Find all lines in the listing that include the word "economía", then copy them.

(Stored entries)
--
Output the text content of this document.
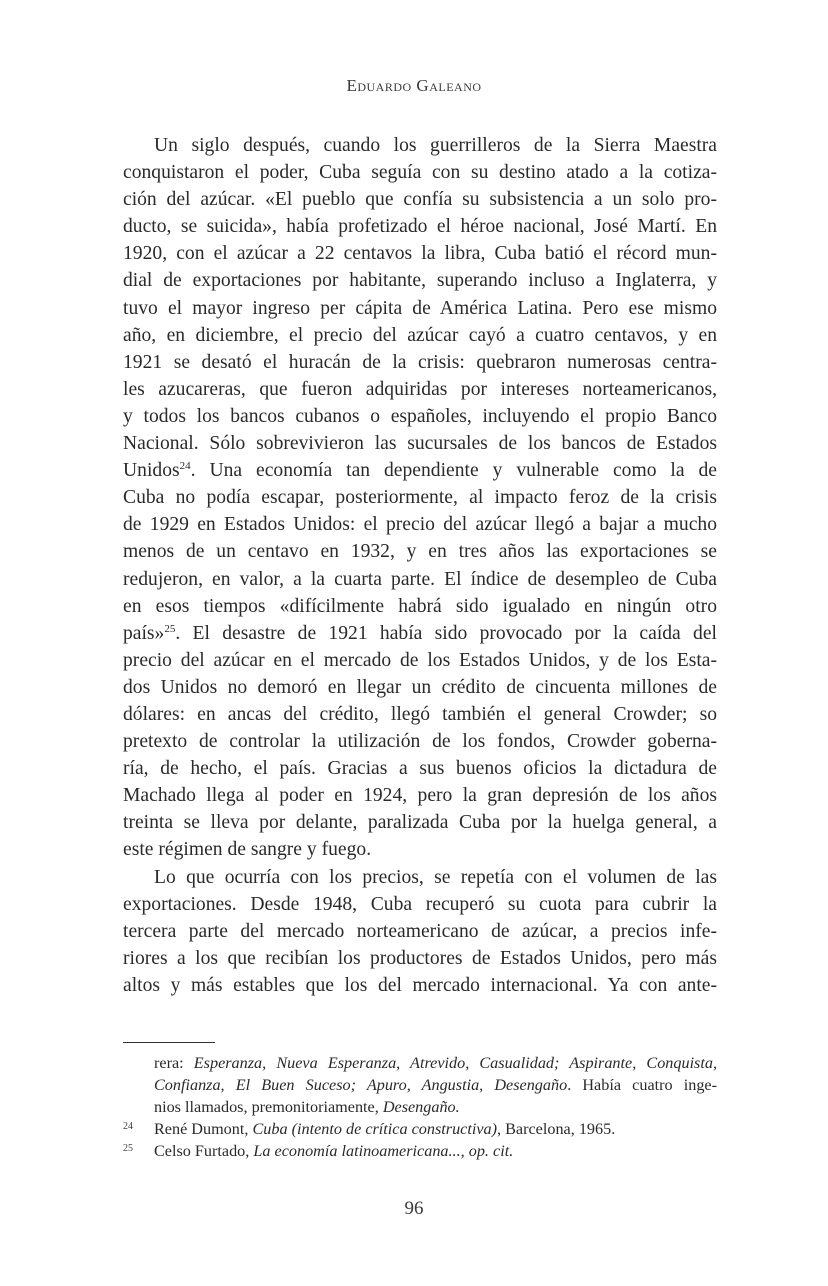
Eduardo Galeano
Un siglo después, cuando los guerrilleros de la Sierra Maestra
conquistaron el poder, Cuba seguía con su destino atado a la cotiza-
ción del azúcar. «El pueblo que confía su subsistencia a un solo pro-
ducto, se suicida», había profetizado el héroe nacional, José Martí. En
1920, con el azúcar a 22 centavos la libra, Cuba batió el récord mun-
dial de exportaciones por habitante, superando incluso a Inglaterra, y
tuvo el mayor ingreso per cápita de América Latina. Pero ese mismo
año, en diciembre, el precio del azúcar cayó a cuatro centavos, y en
1921 se desató el huracán de la crisis: quebraron numerosas centra-
les azucareras, que fueron adquiridas por intereses norteamericanos,
y todos los bancos cubanos o españoles, incluyendo el propio Banco
Nacional. Sólo sobrevivieron las sucursales de los bancos de Estados
Unidos$^{24}$. Una economía tan dependiente y vulnerable como la de
Cuba no podía escapar, posteriormente, al impacto feroz de la crisis
de 1929 en Estados Unidos: el precio del azúcar llegó a bajar a mucho
menos de un centavo en 1932, y en tres años las exportaciones se
redujeron, en valor, a la cuarta parte. El índice de desempleo de Cuba
en esos tiempos «difícilmente habrá sido igualado en ningún otro
país»$^{25}$. El desastre de 1921 había sido provocado por la caída del
precio del azúcar en el mercado de los Estados Unidos, y de los Esta-
dos Unidos no demoró en llegar un crédito de cincuenta millones de
dólares: en ancas del crédito, llegó también el general Crowder; so
pretexto de controlar la utilización de los fondos, Crowder goberna-
ría, de hecho, el país. Gracias a sus buenos oficios la dictadura de
Machado llega al poder en 1924, pero la gran depresión de los años
treinta se lleva por delante, paralizada Cuba por la huelga general, a
este régimen de sangre y fuego.
Lo que ocurría con los precios, se repetía con el volumen de las
exportaciones. Desde 1948, Cuba recuperó su cuota para cubrir la
tercera parte del mercado norteamericano de azúcar, a precios infe-
riores a los que recibían los productores de Estados Unidos, pero más
altos y más estables que los del mercado internacional. Ya con ante-
rera: Esperanza, Nueva Esperanza, Atrevido, Casualidad; Aspirante, Conquista,
Confianza, El Buen Suceso; Apuro, Angustia, Desengaño. Había cuatro inge-
nios llamados, premonitoriamente, Desengaño.
24 René Dumont, Cuba (intento de crítica constructiva), Barcelona, 1965.
25 Celso Furtado, La economía latinoamericana..., op. cit.
96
--
Output for this exercise →
Unidos$^{24}$. Una economía tan dependiente y vulnerable como la de
25 Celso Furtado, La economía latinoamericana..., op. cit.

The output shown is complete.